■ What the exercise asks ■
Pictures stay out of the copy; restate everything else in the material exactly.

■ Available records ■

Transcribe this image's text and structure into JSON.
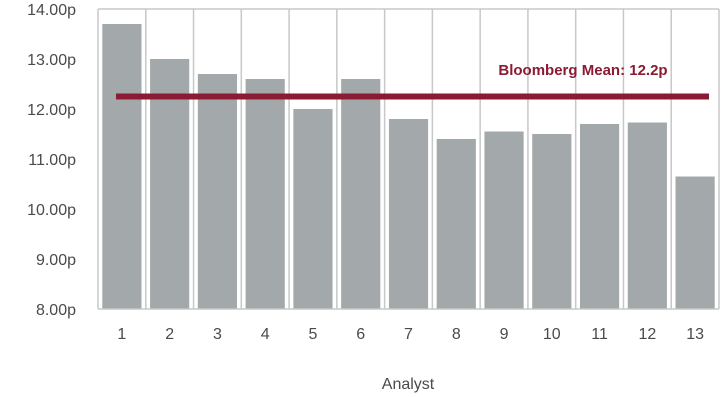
{
  "chart_data": {
    "type": "bar",
    "xlabel": "Analyst",
    "ylabel": "",
    "categories": [
      "1",
      "2",
      "3",
      "4",
      "5",
      "6",
      "7",
      "8",
      "9",
      "10",
      "11",
      "12",
      "13"
    ],
    "values": [
      13.7,
      13.0,
      12.7,
      12.6,
      12.0,
      12.6,
      11.8,
      11.4,
      11.55,
      11.5,
      11.7,
      11.73,
      10.65
    ],
    "ylim": [
      8.0,
      14.0
    ],
    "yticks": [
      "8.00p",
      "9.00p",
      "10.00p",
      "11.00p",
      "12.00p",
      "13.00p",
      "14.00p"
    ],
    "ytick_values": [
      8,
      9,
      10,
      11,
      12,
      13,
      14
    ],
    "reference_line": {
      "label": "Bloomberg Mean: 12.2p",
      "value": 12.25
    },
    "grid": "vertical",
    "colors": {
      "bar": "#a3a8aa",
      "mean_line": "#8b1a33",
      "grid": "#c8c8c8"
    }
  }
}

■ Completed task ■
Transcribe this image's text and structure into JSON.
{
  "chart_data": {
    "type": "bar",
    "xlabel": "Analyst",
    "ylabel": "",
    "categories": [
      "1",
      "2",
      "3",
      "4",
      "5",
      "6",
      "7",
      "8",
      "9",
      "10",
      "11",
      "12",
      "13"
    ],
    "values": [
      13.7,
      13.0,
      12.7,
      12.6,
      12.0,
      12.6,
      11.8,
      11.4,
      11.55,
      11.5,
      11.7,
      11.73,
      10.65
    ],
    "ylim": [
      8.0,
      14.0
    ],
    "yticks": [
      "8.00p",
      "9.00p",
      "10.00p",
      "11.00p",
      "12.00p",
      "13.00p",
      "14.00p"
    ],
    "ytick_values": [
      8,
      9,
      10,
      11,
      12,
      13,
      14
    ],
    "reference_line": {
      "label": "Bloomberg Mean: 12.2p",
      "value": 12.25
    },
    "grid": "vertical",
    "colors": {
      "bar": "#a3a8aa",
      "mean_line": "#8b1a33",
      "grid": "#c8c8c8"
    }
  }
}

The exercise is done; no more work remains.